* PROBLEM:
Answer these questions using the Nine Dead review:
(a) Which two genres does the review list?
(b) How are the characters killed?
(c) How often does the kidnapper come back to the room?

* QUOTED TEXT:
"""

MARCH 9, 2010
GENRE: REVENGE, THRILLER
SOURCE: DVD (STORE RENTAL)
Well, I got my wish. Since Lionsgate and their brethren began churning out Saw ripoffs, I have been asking for one that was cribbing from the story more than its death scenes, and Nine Dead is just that film. In fact, if anything it could have USED a few unique murders and/or gore shots, as everyone merely gets shot off camera, which gets a bit tiresome since the scenes in between are all in one location and focus entirely on our cast members yelling at each other.
So once again, a mysterious man has kidnapped a bunch of people and chained them up in some sort of abandoned warehouse/basement/whatever. But instead of putting them thru dangerous tests, or forcing them to kill one another, he simply asks them to figure out why they are all there. Every ten minutes he will return to the room, and if they still don’t know, he will kill one - but they will still have to figure out why that now-dead person was there with them. It’s a nifty plot device, but it also deflates some of the suspense - the first guy to provide some info is the first to die, and so on. Once they have given up what they know and/or how they recognize one of the others in the room, they’ve served their purpose. I think it would have been kind of cool if there was one cipher character whose role was never made clear to the others, only to let us in the audience know at the very end for a little stinger closing scene (sort of like how no one but us knows what “Rosebud” means).

"""

* MATERIAL:
"""

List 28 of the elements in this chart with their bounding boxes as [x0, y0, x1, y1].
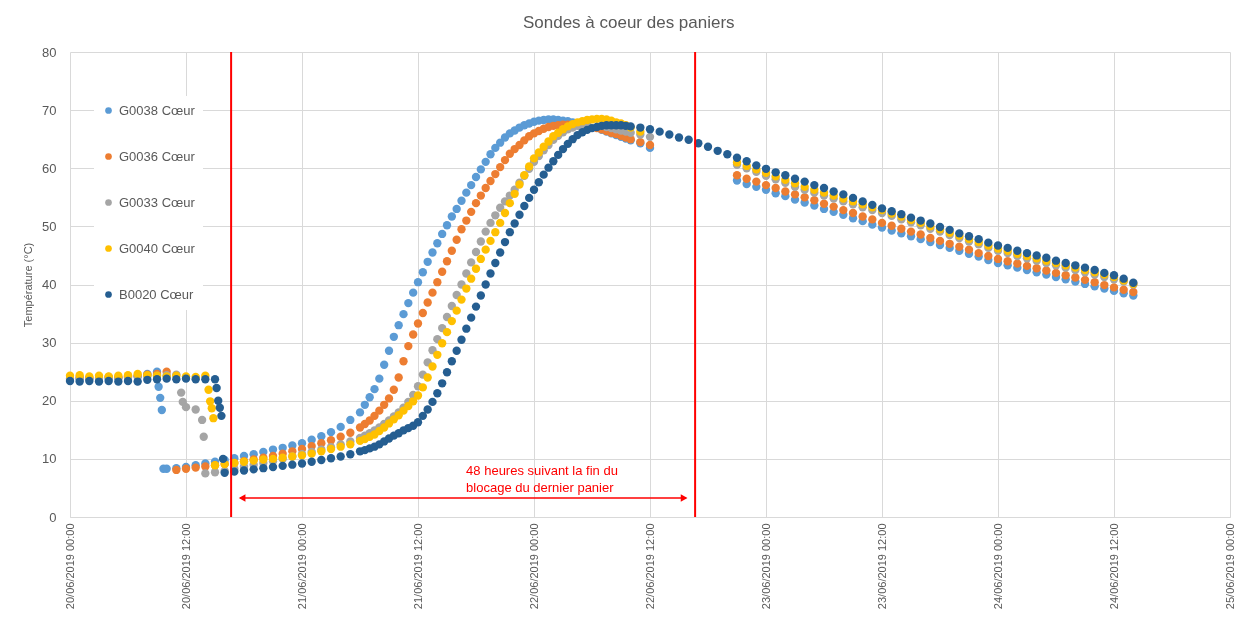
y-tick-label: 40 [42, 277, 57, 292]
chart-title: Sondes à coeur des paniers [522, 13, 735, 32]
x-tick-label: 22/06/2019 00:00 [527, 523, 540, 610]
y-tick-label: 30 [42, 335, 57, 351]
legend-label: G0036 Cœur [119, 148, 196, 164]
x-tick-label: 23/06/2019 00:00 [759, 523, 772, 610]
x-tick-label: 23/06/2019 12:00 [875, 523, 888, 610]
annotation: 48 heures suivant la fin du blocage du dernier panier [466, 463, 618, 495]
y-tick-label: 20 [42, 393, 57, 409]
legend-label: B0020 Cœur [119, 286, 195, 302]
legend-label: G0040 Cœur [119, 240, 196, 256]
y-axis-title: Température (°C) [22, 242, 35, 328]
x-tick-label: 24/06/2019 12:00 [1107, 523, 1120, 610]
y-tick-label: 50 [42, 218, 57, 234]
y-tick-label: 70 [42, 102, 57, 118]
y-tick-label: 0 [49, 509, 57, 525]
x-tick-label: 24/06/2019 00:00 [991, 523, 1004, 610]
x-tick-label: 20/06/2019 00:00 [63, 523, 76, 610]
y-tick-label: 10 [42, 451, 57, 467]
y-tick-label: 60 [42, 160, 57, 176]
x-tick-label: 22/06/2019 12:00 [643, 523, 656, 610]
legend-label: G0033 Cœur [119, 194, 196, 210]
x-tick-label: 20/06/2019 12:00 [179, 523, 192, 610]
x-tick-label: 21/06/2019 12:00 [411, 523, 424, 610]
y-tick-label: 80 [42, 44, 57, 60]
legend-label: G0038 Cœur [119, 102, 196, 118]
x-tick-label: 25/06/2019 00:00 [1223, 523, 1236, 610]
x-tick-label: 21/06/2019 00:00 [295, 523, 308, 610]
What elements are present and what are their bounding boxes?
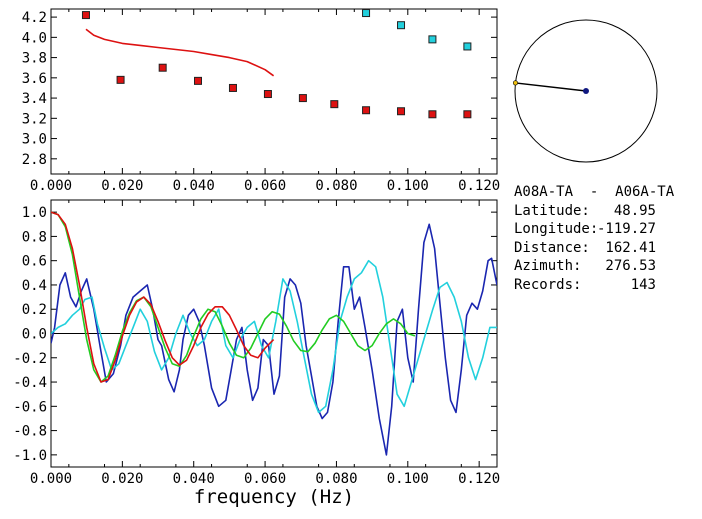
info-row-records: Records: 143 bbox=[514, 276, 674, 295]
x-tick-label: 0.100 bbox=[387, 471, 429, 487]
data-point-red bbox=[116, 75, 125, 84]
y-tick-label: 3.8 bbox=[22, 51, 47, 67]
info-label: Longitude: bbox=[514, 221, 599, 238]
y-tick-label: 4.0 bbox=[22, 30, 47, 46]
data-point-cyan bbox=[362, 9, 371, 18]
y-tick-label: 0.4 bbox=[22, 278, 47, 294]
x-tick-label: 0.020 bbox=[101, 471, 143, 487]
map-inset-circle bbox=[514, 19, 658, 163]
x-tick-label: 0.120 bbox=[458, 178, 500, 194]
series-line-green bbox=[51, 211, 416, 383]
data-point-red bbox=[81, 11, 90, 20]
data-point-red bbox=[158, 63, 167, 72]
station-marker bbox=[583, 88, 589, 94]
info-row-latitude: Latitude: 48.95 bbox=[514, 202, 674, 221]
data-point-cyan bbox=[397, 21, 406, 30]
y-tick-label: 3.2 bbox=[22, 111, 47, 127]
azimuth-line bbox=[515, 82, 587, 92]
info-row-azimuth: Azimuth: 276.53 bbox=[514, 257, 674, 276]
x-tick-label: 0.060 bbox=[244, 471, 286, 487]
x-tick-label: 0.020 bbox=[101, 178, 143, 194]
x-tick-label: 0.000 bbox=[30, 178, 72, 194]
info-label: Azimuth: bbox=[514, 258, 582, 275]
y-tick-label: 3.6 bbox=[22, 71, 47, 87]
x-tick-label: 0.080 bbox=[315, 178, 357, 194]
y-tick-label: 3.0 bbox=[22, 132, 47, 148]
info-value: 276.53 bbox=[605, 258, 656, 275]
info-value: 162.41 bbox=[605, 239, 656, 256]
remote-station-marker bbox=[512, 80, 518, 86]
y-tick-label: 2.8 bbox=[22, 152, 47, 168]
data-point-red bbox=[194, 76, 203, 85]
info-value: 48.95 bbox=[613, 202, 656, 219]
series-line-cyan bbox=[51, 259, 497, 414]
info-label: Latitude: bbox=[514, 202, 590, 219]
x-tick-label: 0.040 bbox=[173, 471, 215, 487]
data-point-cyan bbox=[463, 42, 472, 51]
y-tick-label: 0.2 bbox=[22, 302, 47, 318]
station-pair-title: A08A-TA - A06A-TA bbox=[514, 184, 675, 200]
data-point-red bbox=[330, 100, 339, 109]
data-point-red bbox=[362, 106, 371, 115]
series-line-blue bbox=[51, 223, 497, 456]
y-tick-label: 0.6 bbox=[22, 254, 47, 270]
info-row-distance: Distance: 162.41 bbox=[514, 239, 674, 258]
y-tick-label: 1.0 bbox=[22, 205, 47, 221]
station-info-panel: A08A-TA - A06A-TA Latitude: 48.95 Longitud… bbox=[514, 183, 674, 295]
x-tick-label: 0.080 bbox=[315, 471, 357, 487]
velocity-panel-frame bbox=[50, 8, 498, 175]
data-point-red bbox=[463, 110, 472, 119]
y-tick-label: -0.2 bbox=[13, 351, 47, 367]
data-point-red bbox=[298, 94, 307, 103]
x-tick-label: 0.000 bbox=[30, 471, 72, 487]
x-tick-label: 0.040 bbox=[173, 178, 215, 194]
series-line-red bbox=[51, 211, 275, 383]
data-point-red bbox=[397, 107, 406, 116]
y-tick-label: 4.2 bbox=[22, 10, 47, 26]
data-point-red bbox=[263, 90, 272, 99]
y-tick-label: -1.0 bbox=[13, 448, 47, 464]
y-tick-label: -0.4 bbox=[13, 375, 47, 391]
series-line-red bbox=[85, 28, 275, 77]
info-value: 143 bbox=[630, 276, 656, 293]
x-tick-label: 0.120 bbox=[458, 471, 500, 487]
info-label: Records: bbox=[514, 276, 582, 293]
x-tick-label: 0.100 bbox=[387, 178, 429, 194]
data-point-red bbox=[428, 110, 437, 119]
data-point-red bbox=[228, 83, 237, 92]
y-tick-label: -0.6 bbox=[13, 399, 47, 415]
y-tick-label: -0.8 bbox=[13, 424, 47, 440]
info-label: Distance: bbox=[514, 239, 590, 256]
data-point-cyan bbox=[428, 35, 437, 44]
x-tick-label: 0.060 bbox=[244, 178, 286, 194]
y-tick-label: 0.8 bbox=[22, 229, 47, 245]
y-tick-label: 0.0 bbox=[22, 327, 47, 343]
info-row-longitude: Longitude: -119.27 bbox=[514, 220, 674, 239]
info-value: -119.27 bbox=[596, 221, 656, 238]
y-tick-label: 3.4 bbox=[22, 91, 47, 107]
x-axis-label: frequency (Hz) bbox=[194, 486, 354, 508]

"""
"""

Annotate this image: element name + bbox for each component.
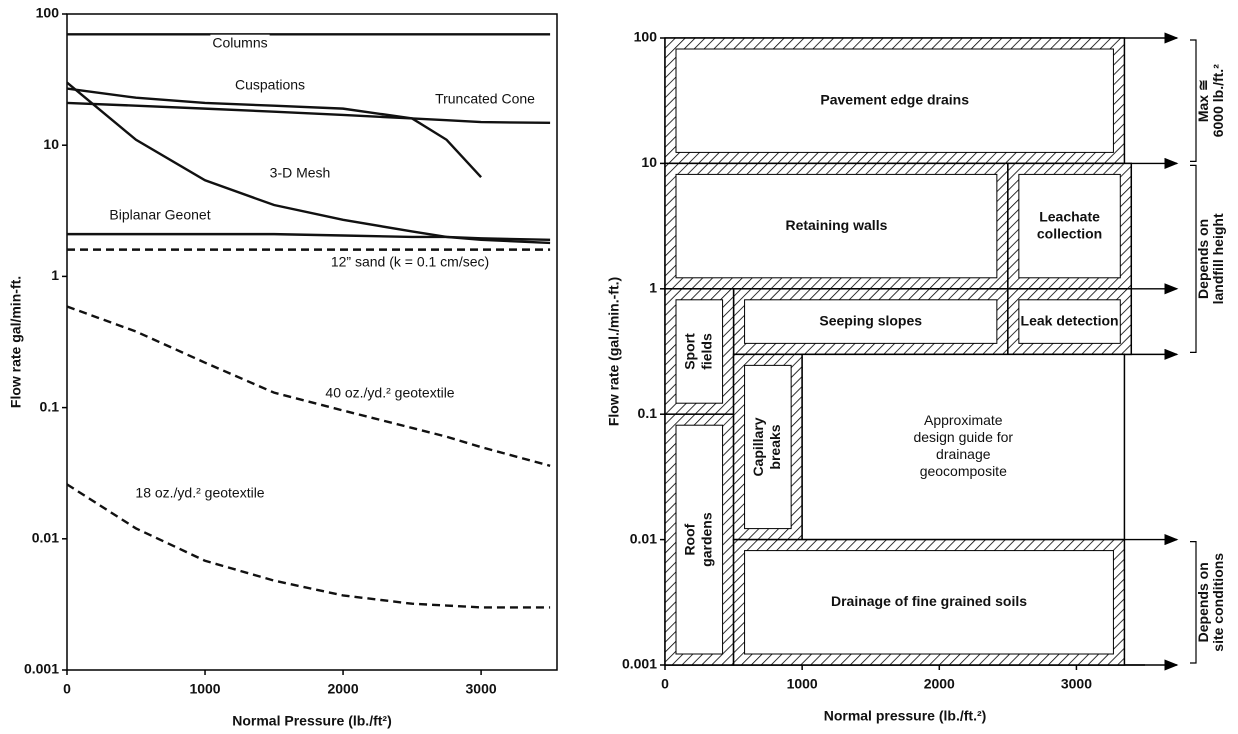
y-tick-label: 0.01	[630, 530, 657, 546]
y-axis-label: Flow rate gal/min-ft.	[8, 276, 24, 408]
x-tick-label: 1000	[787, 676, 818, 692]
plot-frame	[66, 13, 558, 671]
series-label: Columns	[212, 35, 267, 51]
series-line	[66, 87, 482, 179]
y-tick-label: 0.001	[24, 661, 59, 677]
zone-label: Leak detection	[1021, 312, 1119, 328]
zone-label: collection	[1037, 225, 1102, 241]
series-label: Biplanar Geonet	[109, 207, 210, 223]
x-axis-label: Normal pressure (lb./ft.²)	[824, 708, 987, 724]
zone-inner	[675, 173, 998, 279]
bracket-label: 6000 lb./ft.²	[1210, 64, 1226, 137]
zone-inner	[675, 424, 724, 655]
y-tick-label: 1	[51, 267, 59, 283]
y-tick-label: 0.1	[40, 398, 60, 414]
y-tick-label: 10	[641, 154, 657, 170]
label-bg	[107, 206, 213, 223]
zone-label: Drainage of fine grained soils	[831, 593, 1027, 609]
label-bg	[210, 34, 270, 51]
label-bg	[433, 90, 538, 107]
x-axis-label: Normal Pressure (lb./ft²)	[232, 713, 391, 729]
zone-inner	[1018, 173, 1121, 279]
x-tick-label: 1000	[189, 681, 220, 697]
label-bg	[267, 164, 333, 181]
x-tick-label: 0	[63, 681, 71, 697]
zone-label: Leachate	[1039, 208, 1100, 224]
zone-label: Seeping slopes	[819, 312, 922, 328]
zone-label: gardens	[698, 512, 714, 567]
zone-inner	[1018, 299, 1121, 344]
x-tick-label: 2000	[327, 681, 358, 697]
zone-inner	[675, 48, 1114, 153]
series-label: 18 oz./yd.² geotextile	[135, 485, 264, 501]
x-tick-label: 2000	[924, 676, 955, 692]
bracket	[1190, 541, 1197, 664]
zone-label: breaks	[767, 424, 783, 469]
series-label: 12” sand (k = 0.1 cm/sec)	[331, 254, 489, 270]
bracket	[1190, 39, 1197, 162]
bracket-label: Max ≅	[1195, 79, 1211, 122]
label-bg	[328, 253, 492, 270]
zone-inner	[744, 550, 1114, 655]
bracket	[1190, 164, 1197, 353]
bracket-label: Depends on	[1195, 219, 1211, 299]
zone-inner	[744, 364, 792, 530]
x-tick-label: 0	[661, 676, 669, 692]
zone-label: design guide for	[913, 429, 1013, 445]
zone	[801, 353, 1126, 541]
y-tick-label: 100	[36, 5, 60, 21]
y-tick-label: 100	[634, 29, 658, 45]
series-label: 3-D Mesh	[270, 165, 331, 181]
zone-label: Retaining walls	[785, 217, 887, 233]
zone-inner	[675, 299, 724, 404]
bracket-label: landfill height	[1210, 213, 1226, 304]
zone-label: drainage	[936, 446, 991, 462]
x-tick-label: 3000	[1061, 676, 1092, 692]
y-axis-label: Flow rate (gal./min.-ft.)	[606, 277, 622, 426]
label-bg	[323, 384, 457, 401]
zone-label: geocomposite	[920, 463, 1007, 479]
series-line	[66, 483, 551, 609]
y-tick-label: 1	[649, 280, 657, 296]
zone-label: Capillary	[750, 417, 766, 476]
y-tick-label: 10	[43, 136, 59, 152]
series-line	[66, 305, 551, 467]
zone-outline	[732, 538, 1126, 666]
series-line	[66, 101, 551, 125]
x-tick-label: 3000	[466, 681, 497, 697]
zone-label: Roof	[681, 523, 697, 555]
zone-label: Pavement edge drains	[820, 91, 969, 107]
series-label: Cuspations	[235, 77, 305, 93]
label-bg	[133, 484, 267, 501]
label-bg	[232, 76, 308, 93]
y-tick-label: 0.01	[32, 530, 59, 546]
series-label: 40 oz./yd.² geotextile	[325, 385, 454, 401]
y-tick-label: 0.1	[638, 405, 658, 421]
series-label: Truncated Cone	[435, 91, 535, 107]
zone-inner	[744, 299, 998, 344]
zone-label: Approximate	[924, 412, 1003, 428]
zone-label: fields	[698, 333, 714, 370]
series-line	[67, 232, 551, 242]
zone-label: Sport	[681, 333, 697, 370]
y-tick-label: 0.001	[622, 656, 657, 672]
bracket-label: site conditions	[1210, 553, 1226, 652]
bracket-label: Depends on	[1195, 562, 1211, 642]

"""

* ANSWER FOR THE TASK:
(a) Revenge and thriller.
(b) They are shot off camera.
(c) Every ten minutes.